▼
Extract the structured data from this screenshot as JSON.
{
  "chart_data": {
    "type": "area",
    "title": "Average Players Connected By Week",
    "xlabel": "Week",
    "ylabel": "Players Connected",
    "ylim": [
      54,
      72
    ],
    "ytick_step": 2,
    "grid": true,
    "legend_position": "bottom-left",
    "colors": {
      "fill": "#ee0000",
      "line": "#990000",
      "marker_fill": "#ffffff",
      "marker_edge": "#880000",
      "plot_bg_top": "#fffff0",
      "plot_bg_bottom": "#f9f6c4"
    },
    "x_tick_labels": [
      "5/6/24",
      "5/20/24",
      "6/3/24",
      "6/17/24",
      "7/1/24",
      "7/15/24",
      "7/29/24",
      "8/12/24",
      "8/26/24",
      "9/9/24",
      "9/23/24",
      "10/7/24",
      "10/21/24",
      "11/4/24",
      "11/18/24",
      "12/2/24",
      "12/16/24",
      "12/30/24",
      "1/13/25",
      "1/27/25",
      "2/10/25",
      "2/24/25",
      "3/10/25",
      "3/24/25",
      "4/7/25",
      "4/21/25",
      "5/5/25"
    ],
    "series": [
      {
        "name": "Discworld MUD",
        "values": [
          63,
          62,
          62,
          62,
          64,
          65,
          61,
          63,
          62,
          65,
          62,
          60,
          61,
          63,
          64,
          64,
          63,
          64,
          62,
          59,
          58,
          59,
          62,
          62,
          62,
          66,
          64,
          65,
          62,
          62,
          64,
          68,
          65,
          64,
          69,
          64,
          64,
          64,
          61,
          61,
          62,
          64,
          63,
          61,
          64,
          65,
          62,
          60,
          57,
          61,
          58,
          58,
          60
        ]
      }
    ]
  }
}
▲
Write out every entry word for word.

### Solution for this task
Extract the structured data from this screenshot as JSON.
{
  "chart_data": {
    "type": "area",
    "title": "Average Players Connected By Week",
    "xlabel": "Week",
    "ylabel": "Players Connected",
    "ylim": [
      54,
      72
    ],
    "ytick_step": 2,
    "grid": true,
    "legend_position": "bottom-left",
    "colors": {
      "fill": "#ee0000",
      "line": "#990000",
      "marker_fill": "#ffffff",
      "marker_edge": "#880000",
      "plot_bg_top": "#fffff0",
      "plot_bg_bottom": "#f9f6c4"
    },
    "x_tick_labels": [
      "5/6/24",
      "5/20/24",
      "6/3/24",
      "6/17/24",
      "7/1/24",
      "7/15/24",
      "7/29/24",
      "8/12/24",
      "8/26/24",
      "9/9/24",
      "9/23/24",
      "10/7/24",
      "10/21/24",
      "11/4/24",
      "11/18/24",
      "12/2/24",
      "12/16/24",
      "12/30/24",
      "1/13/25",
      "1/27/25",
      "2/10/25",
      "2/24/25",
      "3/10/25",
      "3/24/25",
      "4/7/25",
      "4/21/25",
      "5/5/25"
    ],
    "series": [
      {
        "name": "Discworld MUD",
        "values": [
          63,
          62,
          62,
          62,
          64,
          65,
          61,
          63,
          62,
          65,
          62,
          60,
          61,
          63,
          64,
          64,
          63,
          64,
          62,
          59,
          58,
          59,
          62,
          62,
          62,
          66,
          64,
          65,
          62,
          62,
          64,
          68,
          65,
          64,
          69,
          64,
          64,
          64,
          61,
          61,
          62,
          64,
          63,
          61,
          64,
          65,
          62,
          60,
          57,
          61,
          58,
          58,
          60
        ]
      }
    ]
  }
}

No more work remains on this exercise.